Work order: Line by line, copy the material below exactly as given.

(Beginning of Entries supplied)

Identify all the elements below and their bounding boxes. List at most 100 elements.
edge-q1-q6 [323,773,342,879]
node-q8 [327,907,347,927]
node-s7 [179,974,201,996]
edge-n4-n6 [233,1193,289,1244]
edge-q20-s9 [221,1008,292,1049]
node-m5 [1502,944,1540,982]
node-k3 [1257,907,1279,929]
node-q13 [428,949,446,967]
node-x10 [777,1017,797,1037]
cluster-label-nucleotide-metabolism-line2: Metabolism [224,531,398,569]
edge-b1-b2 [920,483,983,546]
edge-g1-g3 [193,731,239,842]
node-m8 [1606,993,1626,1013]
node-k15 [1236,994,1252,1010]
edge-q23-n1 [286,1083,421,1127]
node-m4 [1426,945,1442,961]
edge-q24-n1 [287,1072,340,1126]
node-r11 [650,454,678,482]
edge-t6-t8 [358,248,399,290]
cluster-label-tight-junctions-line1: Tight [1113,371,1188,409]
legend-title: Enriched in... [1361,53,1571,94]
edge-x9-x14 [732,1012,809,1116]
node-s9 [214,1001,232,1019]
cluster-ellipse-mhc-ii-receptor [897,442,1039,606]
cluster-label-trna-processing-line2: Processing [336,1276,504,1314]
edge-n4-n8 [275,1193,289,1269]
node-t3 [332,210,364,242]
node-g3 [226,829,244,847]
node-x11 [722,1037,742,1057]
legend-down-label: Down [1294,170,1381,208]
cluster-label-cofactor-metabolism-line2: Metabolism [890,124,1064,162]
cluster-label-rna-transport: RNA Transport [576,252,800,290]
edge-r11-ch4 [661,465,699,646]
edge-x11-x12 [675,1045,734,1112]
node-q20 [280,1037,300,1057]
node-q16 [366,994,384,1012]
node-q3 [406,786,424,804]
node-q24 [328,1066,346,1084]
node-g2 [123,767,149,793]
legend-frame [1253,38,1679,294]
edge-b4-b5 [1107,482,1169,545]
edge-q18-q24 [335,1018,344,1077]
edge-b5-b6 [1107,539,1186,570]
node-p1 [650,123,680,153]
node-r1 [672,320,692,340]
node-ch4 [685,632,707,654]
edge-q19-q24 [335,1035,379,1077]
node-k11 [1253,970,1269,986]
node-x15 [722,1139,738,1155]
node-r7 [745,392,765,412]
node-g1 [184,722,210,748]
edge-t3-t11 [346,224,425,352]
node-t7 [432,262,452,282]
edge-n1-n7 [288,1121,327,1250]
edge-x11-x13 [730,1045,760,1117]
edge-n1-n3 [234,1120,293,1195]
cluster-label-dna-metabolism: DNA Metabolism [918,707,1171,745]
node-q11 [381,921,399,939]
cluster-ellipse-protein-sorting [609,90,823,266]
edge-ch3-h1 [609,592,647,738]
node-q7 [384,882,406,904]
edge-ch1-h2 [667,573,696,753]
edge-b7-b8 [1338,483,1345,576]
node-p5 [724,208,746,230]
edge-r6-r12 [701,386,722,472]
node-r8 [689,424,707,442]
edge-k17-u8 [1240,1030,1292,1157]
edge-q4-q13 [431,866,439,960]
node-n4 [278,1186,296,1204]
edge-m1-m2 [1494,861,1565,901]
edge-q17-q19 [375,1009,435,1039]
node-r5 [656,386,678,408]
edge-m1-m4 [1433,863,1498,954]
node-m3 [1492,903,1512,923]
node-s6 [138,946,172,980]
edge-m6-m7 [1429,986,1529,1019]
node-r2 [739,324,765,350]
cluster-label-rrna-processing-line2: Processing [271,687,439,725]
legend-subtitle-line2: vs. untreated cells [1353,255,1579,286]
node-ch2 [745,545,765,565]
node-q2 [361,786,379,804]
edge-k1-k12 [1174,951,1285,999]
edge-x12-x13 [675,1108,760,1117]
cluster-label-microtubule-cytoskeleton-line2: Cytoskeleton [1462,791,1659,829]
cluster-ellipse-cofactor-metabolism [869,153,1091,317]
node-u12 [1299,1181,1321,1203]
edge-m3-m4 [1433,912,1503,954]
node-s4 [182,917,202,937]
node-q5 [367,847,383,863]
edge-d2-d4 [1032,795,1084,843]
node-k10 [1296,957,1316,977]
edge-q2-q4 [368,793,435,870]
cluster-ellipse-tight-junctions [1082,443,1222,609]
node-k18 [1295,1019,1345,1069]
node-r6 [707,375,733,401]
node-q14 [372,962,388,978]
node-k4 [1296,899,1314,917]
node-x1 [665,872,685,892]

(End of Entries supplied)

Exercise result:
Identify all the elements below and their bounding boxes. List at most 100 elements.
edge-q1-q6 [323,773,342,879]
node-q8 [327,907,347,927]
node-s7 [179,974,201,996]
edge-n4-n6 [233,1193,289,1244]
edge-q20-s9 [221,1008,292,1049]
node-m5 [1502,944,1540,982]
node-k3 [1257,907,1279,929]
node-q13 [428,949,446,967]
node-x10 [777,1017,797,1037]
cluster-label-nucleotide-metabolism-line2: Metabolism [224,531,398,569]
edge-b1-b2 [920,483,983,546]
edge-g1-g3 [193,731,239,842]
node-m8 [1606,993,1626,1013]
node-k15 [1236,994,1252,1010]
edge-q23-n1 [286,1083,421,1127]
node-m4 [1426,945,1442,961]
edge-q24-n1 [287,1072,340,1126]
node-r11 [650,454,678,482]
edge-t6-t8 [358,248,399,290]
cluster-label-tight-junctions-line1: Tight [1113,371,1188,409]
legend-title: Enriched in... [1361,53,1571,94]
edge-x9-x14 [732,1012,809,1116]
node-s9 [214,1001,232,1019]
cluster-ellipse-mhc-ii-receptor [897,442,1039,606]
cluster-label-trna-processing-line2: Processing [336,1276,504,1314]
edge-n4-n8 [275,1193,289,1269]
node-t3 [332,210,364,242]
node-g3 [226,829,244,847]
node-x11 [722,1037,742,1057]
legend-down-label: Down [1294,170,1381,208]
cluster-label-cofactor-metabolism-line2: Metabolism [890,124,1064,162]
cluster-label-rna-transport: RNA Transport [576,252,800,290]
edge-r11-ch4 [661,465,699,646]
edge-x11-x12 [675,1045,734,1112]
node-q20 [280,1037,300,1057]
node-q16 [366,994,384,1012]
node-q3 [406,786,424,804]
node-q24 [328,1066,346,1084]
node-g2 [123,767,149,793]
legend-frame [1253,38,1679,294]
edge-b4-b5 [1107,482,1169,545]
edge-q18-q24 [335,1018,344,1077]
edge-b5-b6 [1107,539,1186,570]
node-p1 [650,123,680,153]
node-r1 [672,320,692,340]
node-ch4 [685,632,707,654]
edge-q19-q24 [335,1035,379,1077]
node-k11 [1253,970,1269,986]
node-x15 [722,1139,738,1155]
node-r7 [745,392,765,412]
node-g1 [184,722,210,748]
edge-t3-t11 [346,224,425,352]
node-t7 [432,262,452,282]
edge-n1-n7 [288,1121,327,1250]
edge-x11-x13 [730,1045,760,1117]
edge-n1-n3 [234,1120,293,1195]
cluster-label-dna-metabolism: DNA Metabolism [918,707,1171,745]
node-q11 [381,921,399,939]
cluster-ellipse-protein-sorting [609,90,823,266]
edge-ch3-h1 [609,592,647,738]
node-q7 [384,882,406,904]
edge-ch1-h2 [667,573,696,753]
edge-b7-b8 [1338,483,1345,576]
node-p5 [724,208,746,230]
edge-r6-r12 [701,386,722,472]
node-r8 [689,424,707,442]
edge-k17-u8 [1240,1030,1292,1157]
edge-q4-q13 [431,866,439,960]
node-n4 [278,1186,296,1204]
edge-m1-m2 [1494,861,1565,901]
edge-q17-q19 [375,1009,435,1039]
node-r5 [656,386,678,408]
edge-m1-m4 [1433,863,1498,954]
node-m3 [1492,903,1512,923]
node-s6 [138,946,172,980]
edge-m6-m7 [1429,986,1529,1019]
node-r2 [739,324,765,350]
cluster-label-rrna-processing-line2: Processing [271,687,439,725]
legend-subtitle-line2: vs. untreated cells [1353,255,1579,286]
node-ch2 [745,545,765,565]
node-q2 [361,786,379,804]
edge-k1-k12 [1174,951,1285,999]
edge-x12-x13 [675,1108,760,1117]
cluster-label-microtubule-cytoskeleton-line2: Cytoskeleton [1462,791,1659,829]
cluster-ellipse-cofactor-metabolism [869,153,1091,317]
node-u12 [1299,1181,1321,1203]
edge-m3-m4 [1433,912,1503,954]
node-s4 [182,917,202,937]
node-q5 [367,847,383,863]
edge-d2-d4 [1032,795,1084,843]
node-k10 [1296,957,1316,977]
edge-q2-q4 [368,793,435,870]
cluster-ellipse-tight-junctions [1082,443,1222,609]
node-k18 [1295,1019,1345,1069]
node-r6 [707,375,733,401]
node-q14 [372,962,388,978]
node-k4 [1296,899,1314,917]
node-x1 [665,872,685,892]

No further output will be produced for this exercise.